# START OF Supplied data
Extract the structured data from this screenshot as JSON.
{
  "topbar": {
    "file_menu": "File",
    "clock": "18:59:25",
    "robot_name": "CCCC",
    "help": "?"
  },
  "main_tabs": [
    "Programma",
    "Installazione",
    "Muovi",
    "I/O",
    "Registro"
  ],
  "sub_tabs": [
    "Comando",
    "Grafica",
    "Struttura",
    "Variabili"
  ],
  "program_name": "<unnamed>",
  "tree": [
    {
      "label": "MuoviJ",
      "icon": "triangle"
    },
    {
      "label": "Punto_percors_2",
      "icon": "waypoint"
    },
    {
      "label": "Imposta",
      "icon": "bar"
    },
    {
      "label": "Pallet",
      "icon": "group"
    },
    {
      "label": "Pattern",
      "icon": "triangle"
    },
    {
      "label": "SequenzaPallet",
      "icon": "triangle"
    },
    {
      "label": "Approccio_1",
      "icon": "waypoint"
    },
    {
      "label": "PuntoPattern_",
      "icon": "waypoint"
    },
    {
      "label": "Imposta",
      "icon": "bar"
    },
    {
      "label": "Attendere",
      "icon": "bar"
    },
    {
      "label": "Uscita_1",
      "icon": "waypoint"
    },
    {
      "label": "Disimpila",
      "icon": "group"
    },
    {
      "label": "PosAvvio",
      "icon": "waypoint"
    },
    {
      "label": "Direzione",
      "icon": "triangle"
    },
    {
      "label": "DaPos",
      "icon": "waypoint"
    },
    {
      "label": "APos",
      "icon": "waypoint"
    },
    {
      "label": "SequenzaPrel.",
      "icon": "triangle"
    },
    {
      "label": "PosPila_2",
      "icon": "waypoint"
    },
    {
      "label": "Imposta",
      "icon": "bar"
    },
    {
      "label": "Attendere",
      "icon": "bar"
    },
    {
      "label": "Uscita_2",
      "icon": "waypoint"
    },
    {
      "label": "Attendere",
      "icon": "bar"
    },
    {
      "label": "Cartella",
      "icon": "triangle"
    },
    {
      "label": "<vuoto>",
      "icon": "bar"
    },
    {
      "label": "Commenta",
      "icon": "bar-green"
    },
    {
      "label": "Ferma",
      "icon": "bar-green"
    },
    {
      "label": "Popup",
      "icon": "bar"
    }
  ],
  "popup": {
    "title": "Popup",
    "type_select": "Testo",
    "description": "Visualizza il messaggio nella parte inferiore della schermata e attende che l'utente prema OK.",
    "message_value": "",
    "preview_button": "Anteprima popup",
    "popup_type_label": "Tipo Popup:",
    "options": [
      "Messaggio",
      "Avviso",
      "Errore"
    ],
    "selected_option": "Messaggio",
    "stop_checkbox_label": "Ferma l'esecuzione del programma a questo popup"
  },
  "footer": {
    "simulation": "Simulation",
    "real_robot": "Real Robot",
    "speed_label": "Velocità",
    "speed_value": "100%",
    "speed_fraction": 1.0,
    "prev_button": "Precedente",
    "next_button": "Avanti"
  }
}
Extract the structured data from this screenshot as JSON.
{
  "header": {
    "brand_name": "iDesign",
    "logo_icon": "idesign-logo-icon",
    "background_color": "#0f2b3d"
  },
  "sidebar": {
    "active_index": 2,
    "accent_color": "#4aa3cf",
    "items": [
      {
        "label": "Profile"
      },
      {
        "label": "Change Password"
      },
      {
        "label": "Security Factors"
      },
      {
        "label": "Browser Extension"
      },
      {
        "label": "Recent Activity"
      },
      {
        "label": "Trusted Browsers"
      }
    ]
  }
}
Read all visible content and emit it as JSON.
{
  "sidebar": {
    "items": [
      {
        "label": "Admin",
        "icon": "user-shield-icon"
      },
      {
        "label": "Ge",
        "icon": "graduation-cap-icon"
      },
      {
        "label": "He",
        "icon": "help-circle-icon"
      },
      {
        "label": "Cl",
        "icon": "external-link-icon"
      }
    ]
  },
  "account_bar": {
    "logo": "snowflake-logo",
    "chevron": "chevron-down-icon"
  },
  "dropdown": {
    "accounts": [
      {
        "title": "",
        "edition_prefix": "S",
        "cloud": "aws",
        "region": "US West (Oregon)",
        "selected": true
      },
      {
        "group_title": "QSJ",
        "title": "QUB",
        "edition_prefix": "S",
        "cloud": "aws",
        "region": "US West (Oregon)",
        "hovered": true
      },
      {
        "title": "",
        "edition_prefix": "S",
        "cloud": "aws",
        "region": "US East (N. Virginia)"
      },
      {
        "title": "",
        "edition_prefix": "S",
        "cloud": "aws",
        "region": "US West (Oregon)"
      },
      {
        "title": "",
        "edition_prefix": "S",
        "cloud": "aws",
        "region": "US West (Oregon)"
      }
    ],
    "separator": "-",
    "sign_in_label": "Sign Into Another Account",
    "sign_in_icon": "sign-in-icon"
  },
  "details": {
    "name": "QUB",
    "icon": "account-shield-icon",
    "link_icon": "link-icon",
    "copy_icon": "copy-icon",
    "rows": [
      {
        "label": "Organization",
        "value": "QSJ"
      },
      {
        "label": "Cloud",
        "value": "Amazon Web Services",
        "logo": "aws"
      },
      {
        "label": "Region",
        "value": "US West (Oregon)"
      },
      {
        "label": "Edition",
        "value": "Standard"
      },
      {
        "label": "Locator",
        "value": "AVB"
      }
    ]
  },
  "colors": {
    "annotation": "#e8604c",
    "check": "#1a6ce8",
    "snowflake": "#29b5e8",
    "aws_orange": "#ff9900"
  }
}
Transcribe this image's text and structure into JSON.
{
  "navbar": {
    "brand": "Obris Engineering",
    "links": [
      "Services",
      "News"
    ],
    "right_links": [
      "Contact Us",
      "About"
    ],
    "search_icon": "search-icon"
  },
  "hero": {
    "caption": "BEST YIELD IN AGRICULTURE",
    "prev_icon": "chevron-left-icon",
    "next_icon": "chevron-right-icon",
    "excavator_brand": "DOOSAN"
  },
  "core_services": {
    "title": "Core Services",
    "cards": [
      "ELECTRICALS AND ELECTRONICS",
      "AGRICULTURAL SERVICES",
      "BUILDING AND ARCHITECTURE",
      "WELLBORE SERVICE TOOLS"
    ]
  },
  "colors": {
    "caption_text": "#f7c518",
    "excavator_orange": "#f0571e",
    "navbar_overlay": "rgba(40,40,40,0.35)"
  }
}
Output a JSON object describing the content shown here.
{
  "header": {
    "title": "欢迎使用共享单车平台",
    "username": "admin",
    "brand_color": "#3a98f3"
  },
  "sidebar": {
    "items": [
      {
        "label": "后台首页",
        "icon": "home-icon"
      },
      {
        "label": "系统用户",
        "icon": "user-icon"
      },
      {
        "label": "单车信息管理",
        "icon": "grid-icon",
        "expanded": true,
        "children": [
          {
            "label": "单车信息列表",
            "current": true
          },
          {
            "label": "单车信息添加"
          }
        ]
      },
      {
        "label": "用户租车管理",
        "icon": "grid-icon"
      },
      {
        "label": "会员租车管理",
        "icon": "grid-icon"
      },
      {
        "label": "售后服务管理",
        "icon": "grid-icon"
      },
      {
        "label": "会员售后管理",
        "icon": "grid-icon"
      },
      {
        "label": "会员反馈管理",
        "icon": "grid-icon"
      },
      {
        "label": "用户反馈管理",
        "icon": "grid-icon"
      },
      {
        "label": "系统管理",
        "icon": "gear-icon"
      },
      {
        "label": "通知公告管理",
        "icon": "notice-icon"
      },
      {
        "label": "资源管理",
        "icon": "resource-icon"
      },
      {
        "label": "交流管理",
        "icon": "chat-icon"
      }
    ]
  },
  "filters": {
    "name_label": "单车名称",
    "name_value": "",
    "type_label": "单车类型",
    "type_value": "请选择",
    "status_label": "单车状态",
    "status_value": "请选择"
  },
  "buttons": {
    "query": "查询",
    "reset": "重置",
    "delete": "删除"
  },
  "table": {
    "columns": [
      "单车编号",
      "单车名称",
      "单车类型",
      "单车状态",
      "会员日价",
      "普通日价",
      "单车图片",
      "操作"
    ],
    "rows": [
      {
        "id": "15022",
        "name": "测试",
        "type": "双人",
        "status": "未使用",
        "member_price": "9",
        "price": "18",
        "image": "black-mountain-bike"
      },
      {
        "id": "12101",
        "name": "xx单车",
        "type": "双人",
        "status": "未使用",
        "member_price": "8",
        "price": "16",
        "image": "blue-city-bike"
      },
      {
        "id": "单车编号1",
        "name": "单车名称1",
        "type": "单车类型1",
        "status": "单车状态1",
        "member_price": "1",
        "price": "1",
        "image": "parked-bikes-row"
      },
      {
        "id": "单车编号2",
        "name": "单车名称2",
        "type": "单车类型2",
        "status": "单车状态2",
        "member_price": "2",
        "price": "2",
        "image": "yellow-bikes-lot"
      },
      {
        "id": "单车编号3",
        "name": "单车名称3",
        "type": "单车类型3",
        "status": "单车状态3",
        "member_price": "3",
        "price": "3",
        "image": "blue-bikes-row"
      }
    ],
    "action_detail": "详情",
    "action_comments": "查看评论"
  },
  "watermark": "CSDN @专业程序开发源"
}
# END OF Supplied data
Exercise brief
Take every line from the data that contains the word "Ferma".

Answer to this exercise
      "label": "Ferma",
    "stop_checkbox_label": "Ferma l'esecuzione del programma a questo popup"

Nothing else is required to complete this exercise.